** Begin SUPPLIED TEXT **
As for last night i watched the game and IMHO EC looked very good. And for his stats they were great the first half except his FTs. In the second half he just totally ran out of gas and his game suffered but even then i think he looked petty good.

I like the way the knicks set him up at the FT line (elbow) and then let him work his way down to the post. And the knicks guards were really working hard to set EC up underneath and they seemed to do it much better then the bulls guards. 

david


----------



## bullsville

johnston797 said:


> Well, so far he is increasing his rebounding per min this season.


Very great point.

Last season, Eddy only averaged 7.85 reb per 42 minutes, and last night he got all the way up to 8 reb per 42 minutes.

It's still an anemic total for a true center, but it is an increase. Great job, Eddy.

:rotf:


----------



## kukoc4ever

Seems like Curry was in much, much better shape than many here gave him credit for. 

42 minutes. 

Bang up job by Eddy to be in good enough shape to log that many minutes, especially given that he was not able to work out for such a long time due to the heart condition. Way to be ready to start the season Eddy.
** End SUPPLIED TEXT **
** Begin PROVIDED MATERIAL **
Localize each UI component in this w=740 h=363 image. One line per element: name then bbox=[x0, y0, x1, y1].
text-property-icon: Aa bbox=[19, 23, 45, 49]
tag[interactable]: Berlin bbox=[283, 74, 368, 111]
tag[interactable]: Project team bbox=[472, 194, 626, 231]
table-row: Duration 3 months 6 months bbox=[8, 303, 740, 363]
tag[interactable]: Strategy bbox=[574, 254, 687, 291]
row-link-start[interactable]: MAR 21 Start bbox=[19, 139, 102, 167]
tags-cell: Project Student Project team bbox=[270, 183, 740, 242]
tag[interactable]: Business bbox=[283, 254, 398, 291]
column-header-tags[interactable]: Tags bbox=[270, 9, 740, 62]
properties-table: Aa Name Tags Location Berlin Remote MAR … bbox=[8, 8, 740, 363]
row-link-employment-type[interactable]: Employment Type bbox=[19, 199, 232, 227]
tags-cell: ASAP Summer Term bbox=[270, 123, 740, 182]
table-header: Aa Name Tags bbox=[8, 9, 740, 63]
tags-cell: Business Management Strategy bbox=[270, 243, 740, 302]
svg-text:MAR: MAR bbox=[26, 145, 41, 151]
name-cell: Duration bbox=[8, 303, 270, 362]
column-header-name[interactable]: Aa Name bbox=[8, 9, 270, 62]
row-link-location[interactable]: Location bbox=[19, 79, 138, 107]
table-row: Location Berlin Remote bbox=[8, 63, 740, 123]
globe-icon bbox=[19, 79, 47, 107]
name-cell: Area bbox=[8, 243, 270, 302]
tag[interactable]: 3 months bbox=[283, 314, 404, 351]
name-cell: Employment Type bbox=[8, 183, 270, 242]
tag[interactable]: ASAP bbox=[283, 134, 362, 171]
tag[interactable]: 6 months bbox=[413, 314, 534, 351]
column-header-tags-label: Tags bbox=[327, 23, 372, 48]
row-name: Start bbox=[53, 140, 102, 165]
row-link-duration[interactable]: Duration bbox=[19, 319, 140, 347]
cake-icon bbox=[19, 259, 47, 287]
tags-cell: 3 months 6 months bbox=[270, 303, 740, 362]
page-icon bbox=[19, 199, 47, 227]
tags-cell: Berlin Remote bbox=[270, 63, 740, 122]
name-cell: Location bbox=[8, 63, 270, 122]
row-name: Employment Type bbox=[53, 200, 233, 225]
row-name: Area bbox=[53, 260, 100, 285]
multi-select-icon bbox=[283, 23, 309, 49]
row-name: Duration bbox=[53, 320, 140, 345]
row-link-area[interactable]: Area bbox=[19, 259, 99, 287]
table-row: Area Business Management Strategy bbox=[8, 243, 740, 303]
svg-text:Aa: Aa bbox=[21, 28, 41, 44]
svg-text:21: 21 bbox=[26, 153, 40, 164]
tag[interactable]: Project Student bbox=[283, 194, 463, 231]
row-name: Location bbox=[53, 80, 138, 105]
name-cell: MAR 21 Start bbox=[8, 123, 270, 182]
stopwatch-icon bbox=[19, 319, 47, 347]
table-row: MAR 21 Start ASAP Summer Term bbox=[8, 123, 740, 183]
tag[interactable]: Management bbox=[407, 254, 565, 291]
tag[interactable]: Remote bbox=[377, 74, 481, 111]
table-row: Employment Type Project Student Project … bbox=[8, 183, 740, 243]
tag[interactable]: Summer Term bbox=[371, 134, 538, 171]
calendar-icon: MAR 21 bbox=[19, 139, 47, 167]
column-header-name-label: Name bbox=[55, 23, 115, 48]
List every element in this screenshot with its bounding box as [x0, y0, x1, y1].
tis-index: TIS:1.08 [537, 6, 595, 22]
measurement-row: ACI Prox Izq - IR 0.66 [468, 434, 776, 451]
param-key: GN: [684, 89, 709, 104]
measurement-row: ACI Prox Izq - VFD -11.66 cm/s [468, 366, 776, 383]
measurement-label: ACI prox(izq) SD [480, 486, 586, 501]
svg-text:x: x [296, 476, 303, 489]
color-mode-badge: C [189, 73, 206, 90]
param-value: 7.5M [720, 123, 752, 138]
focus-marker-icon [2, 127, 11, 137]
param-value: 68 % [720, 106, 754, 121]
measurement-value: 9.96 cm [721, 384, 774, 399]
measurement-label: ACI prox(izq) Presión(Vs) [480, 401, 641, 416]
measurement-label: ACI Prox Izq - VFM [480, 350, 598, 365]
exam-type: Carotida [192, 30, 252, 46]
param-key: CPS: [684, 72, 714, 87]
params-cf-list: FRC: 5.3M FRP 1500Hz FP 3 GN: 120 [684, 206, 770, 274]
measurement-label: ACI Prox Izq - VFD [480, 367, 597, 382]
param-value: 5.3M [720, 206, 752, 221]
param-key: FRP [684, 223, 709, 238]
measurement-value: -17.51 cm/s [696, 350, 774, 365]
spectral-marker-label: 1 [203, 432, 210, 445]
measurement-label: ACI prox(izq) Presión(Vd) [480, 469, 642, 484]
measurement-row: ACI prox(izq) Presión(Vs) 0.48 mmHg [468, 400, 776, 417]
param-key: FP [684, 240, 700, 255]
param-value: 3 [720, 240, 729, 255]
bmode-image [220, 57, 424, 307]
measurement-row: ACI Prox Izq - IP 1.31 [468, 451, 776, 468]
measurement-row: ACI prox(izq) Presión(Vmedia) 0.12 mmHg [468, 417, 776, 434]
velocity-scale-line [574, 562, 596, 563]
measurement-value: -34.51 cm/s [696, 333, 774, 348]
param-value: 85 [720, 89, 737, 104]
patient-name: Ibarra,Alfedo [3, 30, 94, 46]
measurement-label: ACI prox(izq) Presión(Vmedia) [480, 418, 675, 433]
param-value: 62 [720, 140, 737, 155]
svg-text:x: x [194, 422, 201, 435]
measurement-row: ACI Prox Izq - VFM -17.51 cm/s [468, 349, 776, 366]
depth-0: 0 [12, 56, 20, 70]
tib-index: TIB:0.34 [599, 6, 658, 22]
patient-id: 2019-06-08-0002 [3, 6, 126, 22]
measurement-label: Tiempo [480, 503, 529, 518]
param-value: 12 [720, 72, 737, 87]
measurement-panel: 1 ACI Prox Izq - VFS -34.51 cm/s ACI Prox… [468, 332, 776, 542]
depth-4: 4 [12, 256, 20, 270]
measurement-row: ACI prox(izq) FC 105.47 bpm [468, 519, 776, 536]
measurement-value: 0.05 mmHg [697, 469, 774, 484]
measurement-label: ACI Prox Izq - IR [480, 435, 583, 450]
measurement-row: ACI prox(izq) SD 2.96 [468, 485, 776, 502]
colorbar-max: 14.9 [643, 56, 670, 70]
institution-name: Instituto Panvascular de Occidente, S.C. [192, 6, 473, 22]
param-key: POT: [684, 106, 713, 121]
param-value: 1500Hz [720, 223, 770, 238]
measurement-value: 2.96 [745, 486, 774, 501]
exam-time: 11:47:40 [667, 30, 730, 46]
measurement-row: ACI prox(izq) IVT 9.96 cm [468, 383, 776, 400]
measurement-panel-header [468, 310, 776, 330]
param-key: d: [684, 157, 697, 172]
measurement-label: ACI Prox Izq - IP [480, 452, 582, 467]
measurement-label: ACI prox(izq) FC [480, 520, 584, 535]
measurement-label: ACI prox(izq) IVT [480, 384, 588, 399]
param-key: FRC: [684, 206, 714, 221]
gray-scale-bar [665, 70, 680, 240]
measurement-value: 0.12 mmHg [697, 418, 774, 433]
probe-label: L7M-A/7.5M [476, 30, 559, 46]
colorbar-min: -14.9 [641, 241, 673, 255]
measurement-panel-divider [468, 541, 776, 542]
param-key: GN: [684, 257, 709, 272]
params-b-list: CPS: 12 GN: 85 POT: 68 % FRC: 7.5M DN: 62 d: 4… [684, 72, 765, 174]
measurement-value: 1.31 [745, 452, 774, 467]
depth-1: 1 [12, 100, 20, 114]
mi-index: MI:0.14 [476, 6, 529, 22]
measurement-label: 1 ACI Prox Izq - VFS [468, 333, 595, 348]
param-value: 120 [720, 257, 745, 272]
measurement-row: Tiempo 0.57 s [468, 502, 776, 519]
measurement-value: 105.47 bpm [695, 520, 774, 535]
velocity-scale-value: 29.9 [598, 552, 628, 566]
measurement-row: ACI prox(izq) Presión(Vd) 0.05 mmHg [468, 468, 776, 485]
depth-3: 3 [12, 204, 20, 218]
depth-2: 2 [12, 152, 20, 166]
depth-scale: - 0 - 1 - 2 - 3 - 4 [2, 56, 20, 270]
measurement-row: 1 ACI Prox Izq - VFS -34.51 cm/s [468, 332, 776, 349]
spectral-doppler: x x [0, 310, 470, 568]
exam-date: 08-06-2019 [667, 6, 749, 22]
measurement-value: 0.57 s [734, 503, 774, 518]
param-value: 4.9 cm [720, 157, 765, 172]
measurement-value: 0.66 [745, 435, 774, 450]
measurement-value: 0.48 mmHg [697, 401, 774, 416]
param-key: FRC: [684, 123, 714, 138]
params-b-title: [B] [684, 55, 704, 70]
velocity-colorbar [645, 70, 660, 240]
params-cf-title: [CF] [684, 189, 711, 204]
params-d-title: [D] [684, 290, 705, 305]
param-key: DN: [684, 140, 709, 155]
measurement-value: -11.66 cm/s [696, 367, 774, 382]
** End PROVIDED MATERIAL **
# [THE TASKS]
1: Answer these questions about the basketball forum thread:
(a) According to the first post, what was the one weak part of EC's stats in the first half?
(b) In the post by bullsville, how many rebounds per 42 minutes did Eddy average last season?
(c) According to the post by kukoc4ever, how many minutes did Curry play?
2: Write out the entries from their first line through the line containing "tag[interactable]: Business bbox=[283, 254, 398, 291]", inclusive, without any alteration.

# [SOLUTIONS IN ORDER]
1:
(a) His FTs.
(b) 7.85.
(c) 42 minutes.

2:
Localize each UI component in this w=740 h=363 image. One line per element: name then bbox=[x0, y0, x1, y1].
text-property-icon: Aa bbox=[19, 23, 45, 49]
tag[interactable]: Berlin bbox=[283, 74, 368, 111]
tag[interactable]: Project team bbox=[472, 194, 626, 231]
table-row: Duration 3 months 6 months bbox=[8, 303, 740, 363]
tag[interactable]: Strategy bbox=[574, 254, 687, 291]
row-link-start[interactable]: MAR 21 Start bbox=[19, 139, 102, 167]
tags-cell: Project Student Project team bbox=[270, 183, 740, 242]
tag[interactable]: Business bbox=[283, 254, 398, 291]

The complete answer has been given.